[Stored entries]
************

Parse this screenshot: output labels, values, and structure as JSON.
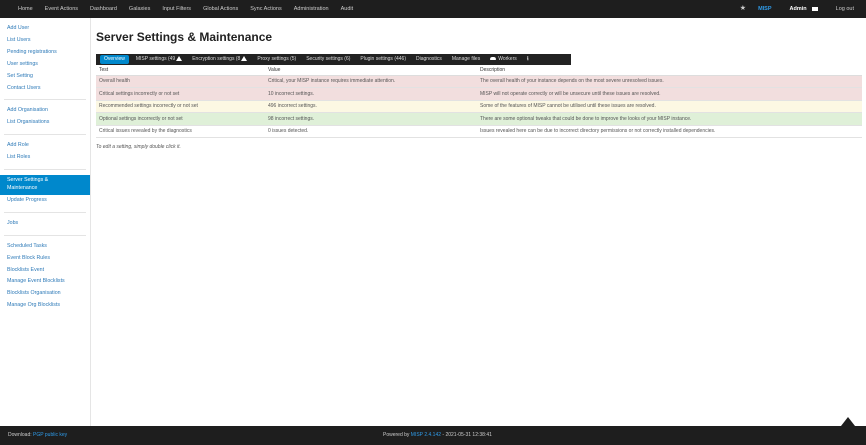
{
  "topnav": {
    "items": [
      "Home",
      "Event Actions",
      "Dashboard",
      "Galaxies",
      "Input Filters",
      "Global Actions",
      "Sync Actions",
      "Administration",
      "Audit"
    ],
    "brand": "MISP",
    "user": "Admin",
    "logout": "Log out"
  },
  "sidebar": {
    "group1": [
      "Add User",
      "List Users",
      "Pending registrations",
      "User settings",
      "Set Setting",
      "Contact Users"
    ],
    "group2": [
      "Add Organisation",
      "List Organisations"
    ],
    "group3": [
      "Add Role",
      "List Roles"
    ],
    "group4_active": "Server Settings & Maintenance",
    "group4_line1": "Server Settings &",
    "group4_line2": "Maintenance",
    "group4_after": "Update Progress",
    "group5": [
      "Jobs"
    ],
    "group6": [
      "Scheduled Tasks",
      "Event Block Rules",
      "Blocklists Event",
      "Manage Event Blocklists",
      "Blocklists Organisation",
      "Manage Org Blocklists"
    ]
  },
  "main": {
    "title": "Server Settings & Maintenance",
    "tabs": {
      "overview": "Overview",
      "misp": "MISP settings (49",
      "encryption": "Encryption settings (8",
      "proxy": "Proxy settings (5)",
      "security": "Security settings (6)",
      "plugin": "Plugin settings (446)",
      "diagnostics": "Diagnostics",
      "files": "Manage files",
      "workers": "Workers"
    },
    "columns": [
      "Test",
      "Value",
      "Description"
    ],
    "rows": [
      {
        "test": "Overall health",
        "value": "Critical, your MISP instance requires immediate attention.",
        "desc": "The overall health of your instance depends on the most severe unresolved issues."
      },
      {
        "test": "Critical settings incorrectly or not set",
        "value": "10 incorrect settings.",
        "desc": "MISP will not operate correctly or will be unsecure until these issues are resolved."
      },
      {
        "test": "Recommended settings incorrectly or not set",
        "value": "496 incorrect settings.",
        "desc": "Some of the features of MISP cannot be utilised until these issues are resolved."
      },
      {
        "test": "Optional settings incorrectly or not set",
        "value": "98 incorrect settings.",
        "desc": "There are some optional tweaks that could be done to improve the looks of your MISP instance."
      },
      {
        "test": "Critical issues revealed by the diagnostics",
        "value": "0 issues detected.",
        "desc": "Issues revealed here can be due to incorrect directory permissions or not correctly installed dependencies."
      }
    ],
    "note": "To edit a setting, simply double click it."
  },
  "footer": {
    "download_label": "Download:",
    "pgp": "PGP public key",
    "powered": "Powered by",
    "version": "MISP 2.4.142",
    "date": "- 2021-05-31 12:38:41"
  },
  "colors": {
    "red": "#f2dede",
    "yellow": "#fcf8e3",
    "green": "#dff0d8",
    "accent": "#0088cc"
  }
}
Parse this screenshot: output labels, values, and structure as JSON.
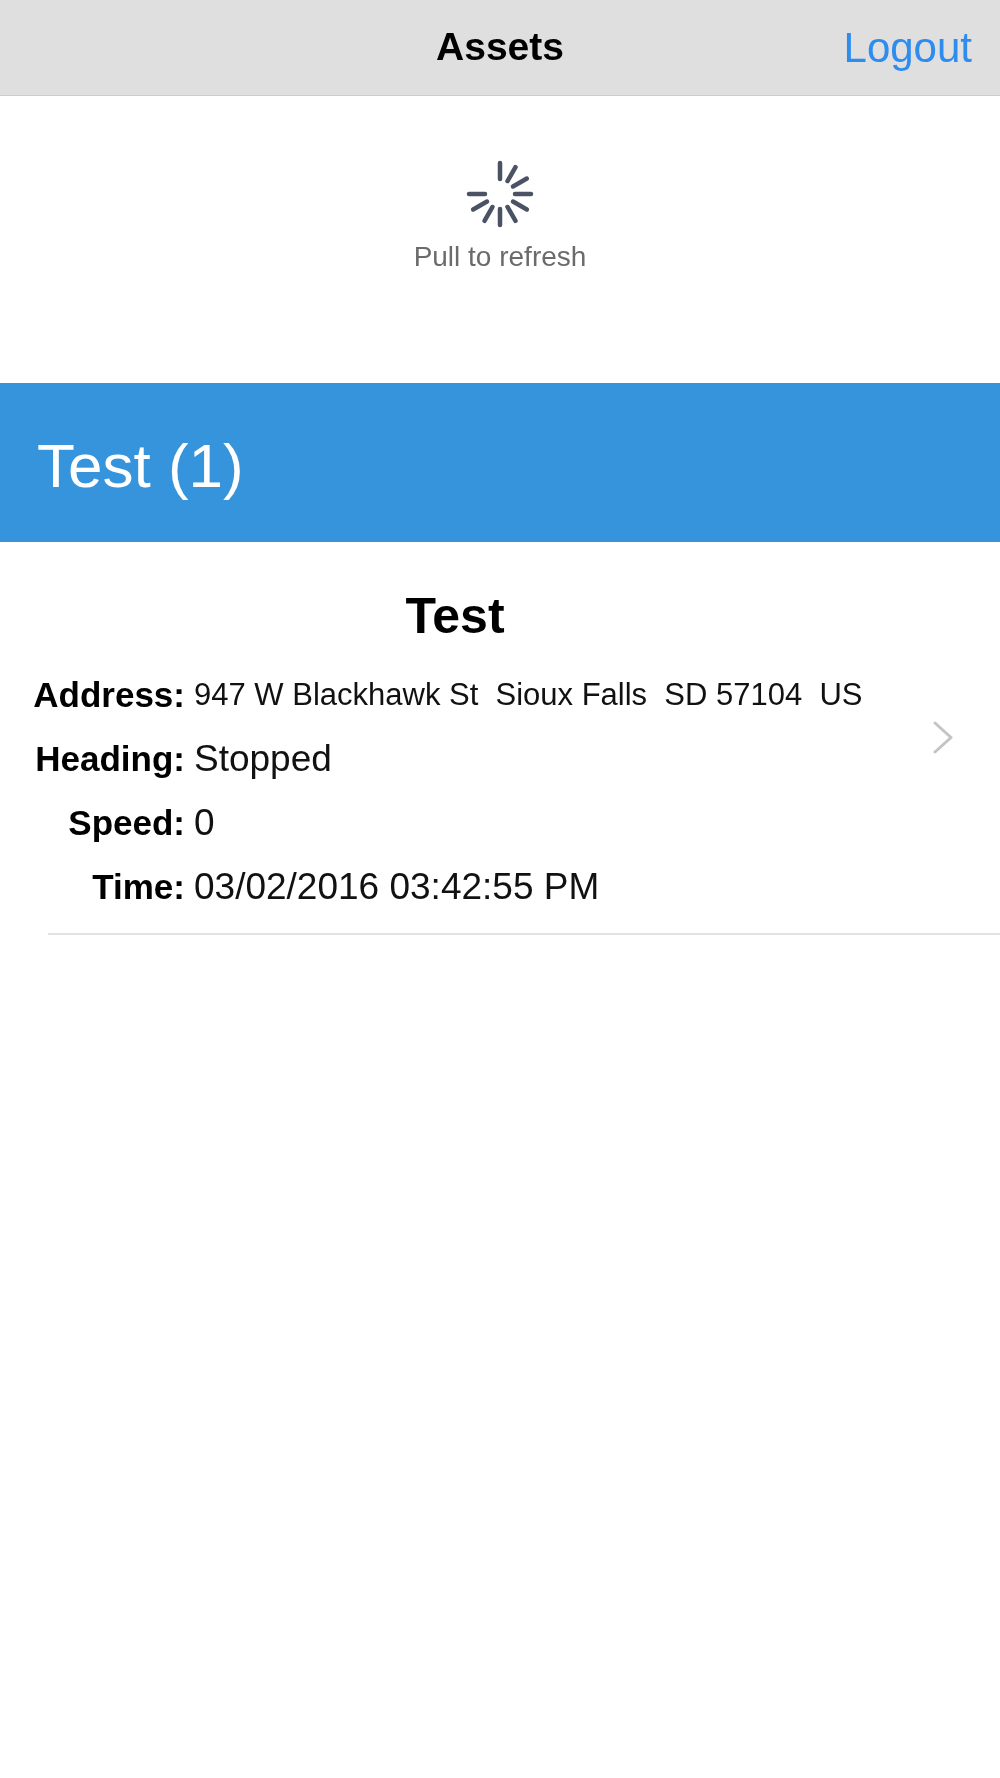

************

_Exercise_: Output the material word for word, omitting its pictures.

_Solution_:
Parse this screenshot: output labels, values, and structure as JSON.
{
  "topnav": {
    "items": [
      "Home",
      "Event Actions",
      "Dashboard",
      "Galaxies",
      "Input Filters",
      "Global Actions",
      "Sync Actions",
      "Administration",
      "Audit"
    ],
    "brand": "MISP",
    "user": "Admin",
    "logout": "Log out"
  },
  "sidebar": {
    "group1": [
      "Add User",
      "List Users",
      "Pending registrations",
      "User settings",
      "Set Setting",
      "Contact Users"
    ],
    "group2": [
      "Add Organisation",
      "List Organisations"
    ],
    "group3": [
      "Add Role",
      "List Roles"
    ],
    "group4_active": "Server Settings & Maintenance",
    "group4_line1": "Server Settings &",
    "group4_line2": "Maintenance",
    "group4_after": "Update Progress",
    "group5": [
      "Jobs"
    ],
    "group6": [
      "Scheduled Tasks",
      "Event Block Rules",
      "Blocklists Event",
      "Manage Event Blocklists",
      "Blocklists Organisation",
      "Manage Org Blocklists"
    ]
  },
  "main": {
    "title": "Server Settings & Maintenance",
    "tabs": {
      "overview": "Overview",
      "misp": "MISP settings (49",
      "encryption": "Encryption settings (8",
      "proxy": "Proxy settings (5)",
      "security": "Security settings (6)",
      "plugin": "Plugin settings (446)",
      "diagnostics": "Diagnostics",
      "files": "Manage files",
      "workers": "Workers"
    },
    "columns": [
      "Test",
      "Value",
      "Description"
    ],
    "rows": [
      {
        "test": "Overall health",
        "value": "Critical, your MISP instance requires immediate attention.",
        "desc": "The overall health of your instance depends on the most severe unresolved issues."
      },
      {
        "test": "Critical settings incorrectly or not set",
        "value": "10 incorrect settings.",
        "desc": "MISP will not operate correctly or will be unsecure until these issues are resolved."
      },
      {
        "test": "Recommended settings incorrectly or not set",
        "value": "496 incorrect settings.",
        "desc": "Some of the features of MISP cannot be utilised until these issues are resolved."
      },
      {
        "test": "Optional settings incorrectly or not set",
        "value": "98 incorrect settings.",
        "desc": "There are some optional tweaks that could be done to improve the looks of your MISP instance."
      },
      {
        "test": "Critical issues revealed by the diagnostics",
        "value": "0 issues detected.",
        "desc": "Issues revealed here can be due to incorrect directory permissions or not correctly installed dependencies."
      }
    ],
    "note": "To edit a setting, simply double click it."
  },
  "footer": {
    "download_label": "Download:",
    "pgp": "PGP public key",
    "powered": "Powered by",
    "version": "MISP 2.4.142",
    "date": "- 2021-05-31 12:38:41"
  },
  "colors": {
    "red": "#f2dede",
    "yellow": "#fcf8e3",
    "green": "#dff0d8",
    "accent": "#0088cc"
  }
}
Parse this screenshot: output labels, values, and structure as JSON.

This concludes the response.